> **Short task**
Find every line in the records below that contains the word "search", and copy each such line.

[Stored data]

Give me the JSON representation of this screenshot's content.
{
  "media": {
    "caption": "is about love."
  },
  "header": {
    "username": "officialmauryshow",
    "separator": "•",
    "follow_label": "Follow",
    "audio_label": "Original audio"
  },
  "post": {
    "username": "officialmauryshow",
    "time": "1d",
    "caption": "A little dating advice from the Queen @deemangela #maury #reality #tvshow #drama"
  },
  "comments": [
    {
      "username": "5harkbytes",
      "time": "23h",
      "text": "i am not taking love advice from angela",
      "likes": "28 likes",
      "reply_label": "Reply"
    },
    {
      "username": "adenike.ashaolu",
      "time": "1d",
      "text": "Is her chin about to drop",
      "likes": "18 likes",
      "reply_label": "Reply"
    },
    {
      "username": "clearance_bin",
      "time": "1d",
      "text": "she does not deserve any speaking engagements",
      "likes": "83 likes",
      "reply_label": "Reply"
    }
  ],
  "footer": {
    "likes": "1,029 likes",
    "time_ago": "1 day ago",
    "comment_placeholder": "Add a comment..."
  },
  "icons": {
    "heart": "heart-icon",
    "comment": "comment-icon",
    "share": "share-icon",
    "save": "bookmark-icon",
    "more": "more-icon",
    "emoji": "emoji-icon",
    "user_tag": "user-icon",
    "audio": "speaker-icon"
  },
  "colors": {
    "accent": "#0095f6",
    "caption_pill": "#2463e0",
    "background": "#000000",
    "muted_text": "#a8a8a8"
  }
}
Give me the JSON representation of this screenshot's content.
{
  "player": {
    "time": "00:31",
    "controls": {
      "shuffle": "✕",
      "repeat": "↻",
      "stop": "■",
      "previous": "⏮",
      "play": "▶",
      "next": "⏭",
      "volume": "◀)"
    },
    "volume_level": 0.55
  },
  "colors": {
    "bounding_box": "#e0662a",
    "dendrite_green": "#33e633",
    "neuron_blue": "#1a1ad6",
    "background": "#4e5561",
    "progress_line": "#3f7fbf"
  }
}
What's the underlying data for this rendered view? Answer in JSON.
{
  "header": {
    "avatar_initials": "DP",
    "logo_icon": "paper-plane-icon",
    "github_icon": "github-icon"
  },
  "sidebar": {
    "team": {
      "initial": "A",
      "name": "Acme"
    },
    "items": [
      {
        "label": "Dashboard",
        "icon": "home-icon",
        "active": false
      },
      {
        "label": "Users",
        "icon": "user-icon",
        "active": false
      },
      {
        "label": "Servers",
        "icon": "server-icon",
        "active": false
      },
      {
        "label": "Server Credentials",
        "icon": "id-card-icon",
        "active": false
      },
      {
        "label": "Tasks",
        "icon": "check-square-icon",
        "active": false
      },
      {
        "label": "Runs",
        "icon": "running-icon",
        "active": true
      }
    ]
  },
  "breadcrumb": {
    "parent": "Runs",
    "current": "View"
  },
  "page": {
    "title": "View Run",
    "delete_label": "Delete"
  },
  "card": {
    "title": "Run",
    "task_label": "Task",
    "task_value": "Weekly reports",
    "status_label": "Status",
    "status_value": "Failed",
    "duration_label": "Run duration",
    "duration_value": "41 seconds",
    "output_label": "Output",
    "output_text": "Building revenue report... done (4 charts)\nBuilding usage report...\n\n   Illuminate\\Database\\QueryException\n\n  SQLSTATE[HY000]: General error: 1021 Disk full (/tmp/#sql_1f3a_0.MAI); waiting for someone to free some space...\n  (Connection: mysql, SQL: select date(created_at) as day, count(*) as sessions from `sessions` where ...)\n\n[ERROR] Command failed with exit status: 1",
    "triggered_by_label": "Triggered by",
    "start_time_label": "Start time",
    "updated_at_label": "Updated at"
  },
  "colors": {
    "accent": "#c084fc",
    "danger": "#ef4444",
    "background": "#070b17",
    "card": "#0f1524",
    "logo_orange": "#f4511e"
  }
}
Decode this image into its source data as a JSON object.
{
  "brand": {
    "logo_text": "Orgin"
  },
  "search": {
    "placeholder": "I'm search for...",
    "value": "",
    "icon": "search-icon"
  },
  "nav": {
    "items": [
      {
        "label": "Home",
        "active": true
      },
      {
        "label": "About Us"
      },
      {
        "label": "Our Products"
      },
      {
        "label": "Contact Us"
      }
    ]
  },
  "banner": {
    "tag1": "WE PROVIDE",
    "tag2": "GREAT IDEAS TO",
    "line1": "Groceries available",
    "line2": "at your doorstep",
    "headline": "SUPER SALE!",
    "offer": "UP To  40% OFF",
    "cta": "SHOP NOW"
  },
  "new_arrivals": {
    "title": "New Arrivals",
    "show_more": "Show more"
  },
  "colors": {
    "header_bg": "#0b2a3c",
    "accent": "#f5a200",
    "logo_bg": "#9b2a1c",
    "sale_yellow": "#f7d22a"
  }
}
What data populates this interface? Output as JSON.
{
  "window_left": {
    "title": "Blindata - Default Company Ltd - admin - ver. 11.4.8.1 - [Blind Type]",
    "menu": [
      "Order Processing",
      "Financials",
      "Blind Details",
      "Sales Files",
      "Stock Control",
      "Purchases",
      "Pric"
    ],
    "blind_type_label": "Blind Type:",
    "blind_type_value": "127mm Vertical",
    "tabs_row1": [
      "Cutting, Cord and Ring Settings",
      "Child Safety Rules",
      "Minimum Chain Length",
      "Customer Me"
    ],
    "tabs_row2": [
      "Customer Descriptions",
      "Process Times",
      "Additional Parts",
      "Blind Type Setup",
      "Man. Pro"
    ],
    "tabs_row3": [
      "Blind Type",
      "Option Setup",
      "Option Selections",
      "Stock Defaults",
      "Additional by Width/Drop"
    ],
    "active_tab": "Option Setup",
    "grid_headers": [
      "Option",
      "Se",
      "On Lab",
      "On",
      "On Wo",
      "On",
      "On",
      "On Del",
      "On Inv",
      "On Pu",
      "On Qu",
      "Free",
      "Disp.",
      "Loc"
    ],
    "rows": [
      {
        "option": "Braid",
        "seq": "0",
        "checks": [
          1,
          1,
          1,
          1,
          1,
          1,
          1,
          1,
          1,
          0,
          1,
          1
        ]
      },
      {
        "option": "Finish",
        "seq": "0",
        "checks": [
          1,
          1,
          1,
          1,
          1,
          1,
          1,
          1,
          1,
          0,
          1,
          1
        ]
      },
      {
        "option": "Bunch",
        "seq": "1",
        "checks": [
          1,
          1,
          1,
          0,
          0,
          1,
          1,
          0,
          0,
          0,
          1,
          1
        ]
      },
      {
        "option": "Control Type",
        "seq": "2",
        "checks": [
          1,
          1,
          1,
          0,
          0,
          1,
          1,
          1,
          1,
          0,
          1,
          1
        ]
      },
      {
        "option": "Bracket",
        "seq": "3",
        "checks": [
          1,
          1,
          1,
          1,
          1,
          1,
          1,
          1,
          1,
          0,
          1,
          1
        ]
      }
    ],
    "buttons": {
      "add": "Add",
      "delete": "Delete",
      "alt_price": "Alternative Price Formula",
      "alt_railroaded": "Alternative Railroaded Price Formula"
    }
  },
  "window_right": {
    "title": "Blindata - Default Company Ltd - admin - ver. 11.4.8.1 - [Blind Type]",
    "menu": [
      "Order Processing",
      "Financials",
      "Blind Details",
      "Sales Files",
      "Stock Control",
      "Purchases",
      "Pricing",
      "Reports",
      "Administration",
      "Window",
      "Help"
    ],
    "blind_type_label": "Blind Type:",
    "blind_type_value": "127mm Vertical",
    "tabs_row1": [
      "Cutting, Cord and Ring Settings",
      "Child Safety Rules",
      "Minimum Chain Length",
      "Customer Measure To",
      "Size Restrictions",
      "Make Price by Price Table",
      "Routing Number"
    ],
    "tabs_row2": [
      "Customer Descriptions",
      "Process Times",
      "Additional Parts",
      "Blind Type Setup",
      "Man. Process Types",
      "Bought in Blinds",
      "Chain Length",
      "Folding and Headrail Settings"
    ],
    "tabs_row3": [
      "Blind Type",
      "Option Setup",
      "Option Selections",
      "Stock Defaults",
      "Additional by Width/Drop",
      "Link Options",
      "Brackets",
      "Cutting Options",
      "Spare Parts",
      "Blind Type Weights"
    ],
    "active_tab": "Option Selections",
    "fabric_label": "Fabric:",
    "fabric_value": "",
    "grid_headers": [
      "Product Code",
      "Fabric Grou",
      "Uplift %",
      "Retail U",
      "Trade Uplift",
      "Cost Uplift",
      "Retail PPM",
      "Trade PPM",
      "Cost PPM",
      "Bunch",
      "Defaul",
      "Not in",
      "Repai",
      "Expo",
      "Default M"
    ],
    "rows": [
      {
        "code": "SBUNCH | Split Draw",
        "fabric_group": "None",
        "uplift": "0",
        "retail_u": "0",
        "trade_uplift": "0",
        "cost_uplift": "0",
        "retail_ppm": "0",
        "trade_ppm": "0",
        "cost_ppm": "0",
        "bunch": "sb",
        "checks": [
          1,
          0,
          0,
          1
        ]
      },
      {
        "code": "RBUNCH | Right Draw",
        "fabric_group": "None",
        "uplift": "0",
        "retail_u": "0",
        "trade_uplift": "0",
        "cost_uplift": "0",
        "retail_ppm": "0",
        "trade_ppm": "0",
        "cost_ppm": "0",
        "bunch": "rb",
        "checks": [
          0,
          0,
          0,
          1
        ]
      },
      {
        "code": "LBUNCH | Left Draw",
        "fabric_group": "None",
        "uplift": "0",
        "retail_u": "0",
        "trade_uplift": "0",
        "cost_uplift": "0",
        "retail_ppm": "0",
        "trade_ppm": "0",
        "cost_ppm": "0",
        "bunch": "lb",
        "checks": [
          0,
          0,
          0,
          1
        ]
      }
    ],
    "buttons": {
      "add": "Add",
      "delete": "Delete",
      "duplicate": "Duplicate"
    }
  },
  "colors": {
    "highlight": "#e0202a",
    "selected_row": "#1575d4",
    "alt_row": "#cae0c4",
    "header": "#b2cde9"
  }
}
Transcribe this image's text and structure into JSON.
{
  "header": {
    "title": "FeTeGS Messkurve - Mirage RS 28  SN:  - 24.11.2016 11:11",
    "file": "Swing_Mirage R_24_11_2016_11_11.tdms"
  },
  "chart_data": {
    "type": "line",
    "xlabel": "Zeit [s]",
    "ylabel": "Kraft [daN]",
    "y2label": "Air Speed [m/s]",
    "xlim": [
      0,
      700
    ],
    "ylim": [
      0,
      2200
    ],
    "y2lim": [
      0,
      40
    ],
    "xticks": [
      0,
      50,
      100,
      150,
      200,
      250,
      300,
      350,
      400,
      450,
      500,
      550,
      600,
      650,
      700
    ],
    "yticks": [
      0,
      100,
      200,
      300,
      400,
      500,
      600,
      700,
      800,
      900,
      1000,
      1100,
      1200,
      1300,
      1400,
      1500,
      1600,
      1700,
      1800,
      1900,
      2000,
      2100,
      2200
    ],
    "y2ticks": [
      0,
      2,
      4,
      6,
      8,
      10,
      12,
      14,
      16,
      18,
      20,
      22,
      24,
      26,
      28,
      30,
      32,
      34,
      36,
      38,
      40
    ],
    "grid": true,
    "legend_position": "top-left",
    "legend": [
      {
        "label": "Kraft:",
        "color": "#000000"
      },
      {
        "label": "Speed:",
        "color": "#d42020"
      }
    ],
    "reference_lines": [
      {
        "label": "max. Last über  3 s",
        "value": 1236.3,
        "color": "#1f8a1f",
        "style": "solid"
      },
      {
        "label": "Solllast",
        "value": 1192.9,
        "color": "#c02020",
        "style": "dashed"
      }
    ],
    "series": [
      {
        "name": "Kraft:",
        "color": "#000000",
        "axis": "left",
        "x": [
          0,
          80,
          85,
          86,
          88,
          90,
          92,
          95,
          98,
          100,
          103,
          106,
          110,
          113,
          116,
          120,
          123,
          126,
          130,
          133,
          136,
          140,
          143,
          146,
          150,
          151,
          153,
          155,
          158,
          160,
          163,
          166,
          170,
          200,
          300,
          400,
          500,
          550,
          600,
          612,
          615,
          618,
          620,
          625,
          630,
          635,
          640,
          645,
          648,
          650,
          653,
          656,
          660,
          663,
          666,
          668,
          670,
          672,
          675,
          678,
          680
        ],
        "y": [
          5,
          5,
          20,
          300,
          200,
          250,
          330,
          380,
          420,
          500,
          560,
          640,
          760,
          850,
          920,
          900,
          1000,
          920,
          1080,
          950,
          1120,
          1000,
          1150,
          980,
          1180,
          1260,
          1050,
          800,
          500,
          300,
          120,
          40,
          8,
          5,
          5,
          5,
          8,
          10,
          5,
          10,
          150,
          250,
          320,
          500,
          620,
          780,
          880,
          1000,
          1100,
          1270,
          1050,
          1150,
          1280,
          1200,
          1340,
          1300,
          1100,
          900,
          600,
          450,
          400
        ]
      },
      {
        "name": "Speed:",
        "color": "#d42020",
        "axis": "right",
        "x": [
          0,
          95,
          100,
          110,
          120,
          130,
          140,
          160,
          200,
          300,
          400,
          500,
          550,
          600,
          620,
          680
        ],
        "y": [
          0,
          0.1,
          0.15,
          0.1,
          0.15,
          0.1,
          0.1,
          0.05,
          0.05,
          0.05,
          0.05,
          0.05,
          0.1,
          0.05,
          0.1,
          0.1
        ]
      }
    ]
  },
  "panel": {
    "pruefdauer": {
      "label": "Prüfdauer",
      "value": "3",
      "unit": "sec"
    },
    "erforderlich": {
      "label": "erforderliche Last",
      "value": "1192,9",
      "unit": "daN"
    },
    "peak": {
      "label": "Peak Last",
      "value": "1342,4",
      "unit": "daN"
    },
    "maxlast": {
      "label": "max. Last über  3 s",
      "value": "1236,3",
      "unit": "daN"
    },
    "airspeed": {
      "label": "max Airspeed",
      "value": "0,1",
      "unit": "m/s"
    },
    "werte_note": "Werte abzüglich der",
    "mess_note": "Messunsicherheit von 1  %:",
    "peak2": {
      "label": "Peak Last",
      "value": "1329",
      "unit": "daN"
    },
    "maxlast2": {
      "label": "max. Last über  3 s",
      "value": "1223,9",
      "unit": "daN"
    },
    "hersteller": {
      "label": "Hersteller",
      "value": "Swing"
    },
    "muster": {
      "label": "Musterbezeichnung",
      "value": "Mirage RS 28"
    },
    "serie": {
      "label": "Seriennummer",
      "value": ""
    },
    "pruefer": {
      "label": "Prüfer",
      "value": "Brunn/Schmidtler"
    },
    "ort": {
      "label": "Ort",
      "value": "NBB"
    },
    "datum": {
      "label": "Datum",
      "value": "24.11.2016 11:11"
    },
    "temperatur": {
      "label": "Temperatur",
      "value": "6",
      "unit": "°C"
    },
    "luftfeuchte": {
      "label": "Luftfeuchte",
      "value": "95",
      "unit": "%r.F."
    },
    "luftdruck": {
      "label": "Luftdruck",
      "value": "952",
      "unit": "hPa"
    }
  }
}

> **Correct result**
  "search": {
    "placeholder": "I'm search for...",
    "icon": "search-icon"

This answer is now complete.